6 de noviembre de 2022

Memorias de JFV

José Francisco Vergara
El combate de Pampa Germania o Agua Santa en las Memorias de José Francisco Vergara

Desde el primer momento que se vio el conflicto indiqué como el más pronto y seguro remedio marchar al interior a establecernos en los sitios abundantes de manantiales y de allí proveer las fuerzas que quedaran en la costa, como lo hacían los peruanos con sus habitantes. Pero la primera objeción que brotaba de los labios de todos era que cómo se avanzaba hacia el interior sin tener agua para hacer la travesía, y sin saber si habría o no que pelear antes de llegar donde la hubiera. Yo manifestaba que la operación podía hacerse con una columna ligera de muy buena tropa para forzar la marcha y llegar de sorpresa a los primeros establecimientos de fabricar salitre, donde podía contarse con la seguridad de encontrar recursos, insistiendo mucho en que la guerra no se podía hacer sin correr riesgos, y que éstos tenían que arrostrarse según las circunstancias.

Entre los militares, ninguno quería recomendar o apoyar este movimiento aventurado según ellos, porque si se les ordenaba ejecutarlo, ponían en peligro su empleo y su carrera entera, sabiendo que el mal éxito en la guerra pocas veces se perdona.

Sotomayor no lo aceptaba tampoco, bien porque no creyera en sus resultados o porque le pareciera de muy difícil realización, y noté en él cada vez que lo proponía un cierto fastidio como el de un hombre acosado por un importuno. Llegó a insinuarme una tarde, en tono de broma, es cierto, pero expresando en realidad el fondo de su pensamiento, que con la boca todo era fácil, pero que otra cosa era realizar lo que se imaginaba, agregándome que los rojos no veían nunca las dificultades.

Pero las privaciones, el descontento y el clamor general fueron creciendo, y ya se hablaba de reembarcarse como única medida de salvación. Por mi parte no desistía de mi idea, y aprovechando un momento que el general me manifestaba su alarma por la suerte del ejército, le dije que por qué no me permitía a mí con una poca tropa ir a correr el riesgo de un reconocimiento y ver si no era posible salir de nuestra aflictiva situación ocupando el interior de la comarca. Que así como se estaban inutilizando los caballos en hacer viajes a beber por caminos escabrosísimos donde se estropeaban miserablemente, lo mejor era emplearlos en una correría, que si daba mal resultado no nos costaría ni muchas vidas ni gran pérdida de material, pero que si acertaba, salíamos de un triste descalabro.

__OBJETIVO A__.
Responde según el pasaje:
(i) ¿Con qué clase de columna proponía el narrador hacer el avance hacia el interior?
(ii) ¿Qué ponían en peligro los militares si se les ordenaba ejecutar ese movimiento?
(iii) ¿De qué se hablaba ya como única medida de salvación?

__FILAS EXTRAÍDAS__.
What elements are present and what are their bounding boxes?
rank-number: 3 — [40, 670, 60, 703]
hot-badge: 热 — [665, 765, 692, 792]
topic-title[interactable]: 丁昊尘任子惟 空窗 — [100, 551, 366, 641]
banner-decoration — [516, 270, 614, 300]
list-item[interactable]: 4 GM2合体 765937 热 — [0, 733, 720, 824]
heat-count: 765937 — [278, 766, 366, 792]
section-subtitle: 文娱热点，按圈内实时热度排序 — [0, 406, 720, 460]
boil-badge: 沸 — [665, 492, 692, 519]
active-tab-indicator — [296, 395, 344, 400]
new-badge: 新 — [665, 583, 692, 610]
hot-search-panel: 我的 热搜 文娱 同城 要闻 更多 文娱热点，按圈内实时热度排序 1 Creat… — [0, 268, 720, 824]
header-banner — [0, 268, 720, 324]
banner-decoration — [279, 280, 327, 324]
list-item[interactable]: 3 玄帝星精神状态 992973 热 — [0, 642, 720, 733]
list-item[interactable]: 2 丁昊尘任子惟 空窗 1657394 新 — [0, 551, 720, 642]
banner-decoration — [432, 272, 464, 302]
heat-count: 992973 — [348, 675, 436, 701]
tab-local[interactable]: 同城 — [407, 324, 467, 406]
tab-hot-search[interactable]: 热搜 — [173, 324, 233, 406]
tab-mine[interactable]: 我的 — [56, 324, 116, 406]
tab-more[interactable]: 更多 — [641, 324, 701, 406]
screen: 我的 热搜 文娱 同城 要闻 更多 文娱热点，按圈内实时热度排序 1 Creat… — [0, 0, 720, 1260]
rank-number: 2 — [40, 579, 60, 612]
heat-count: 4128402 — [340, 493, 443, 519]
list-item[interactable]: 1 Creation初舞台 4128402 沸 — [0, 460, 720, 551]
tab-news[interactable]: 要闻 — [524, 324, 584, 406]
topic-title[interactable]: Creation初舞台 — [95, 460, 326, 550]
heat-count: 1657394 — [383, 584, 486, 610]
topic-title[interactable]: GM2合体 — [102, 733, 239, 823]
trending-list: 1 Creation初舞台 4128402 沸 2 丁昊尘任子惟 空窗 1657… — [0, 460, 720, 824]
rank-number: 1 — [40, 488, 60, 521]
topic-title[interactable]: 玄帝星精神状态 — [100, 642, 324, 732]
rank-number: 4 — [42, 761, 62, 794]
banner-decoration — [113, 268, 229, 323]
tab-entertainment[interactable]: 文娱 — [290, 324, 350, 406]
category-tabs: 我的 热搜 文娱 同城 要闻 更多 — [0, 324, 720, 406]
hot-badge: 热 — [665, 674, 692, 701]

__OBJETIVO B__.
Transcribe sin alteraciones las filas que comienzan en la primera de ellas y terminan en la fila que contiene "section-subtitle: 文娱热点，按圈内实时热度排序 —", ambas incluidas.

__RESULTADO DEL EJERCICIO A__.
(i) Con una columna ligera de muy buena tropa.
(ii) Su empleo y su carrera entera.
(iii) De reembarcarse.

__RESULTADO DEL EJERCICIO B__.
What elements are present and what are their bounding boxes?
rank-number: 3 — [40, 670, 60, 703]
hot-badge: 热 — [665, 765, 692, 792]
topic-title[interactable]: 丁昊尘任子惟 空窗 — [100, 551, 366, 641]
banner-decoration — [516, 270, 614, 300]
list-item[interactable]: 4 GM2合体 765937 热 — [0, 733, 720, 824]
heat-count: 765937 — [278, 766, 366, 792]
section-subtitle: 文娱热点，按圈内实时热度排序 — [0, 406, 720, 460]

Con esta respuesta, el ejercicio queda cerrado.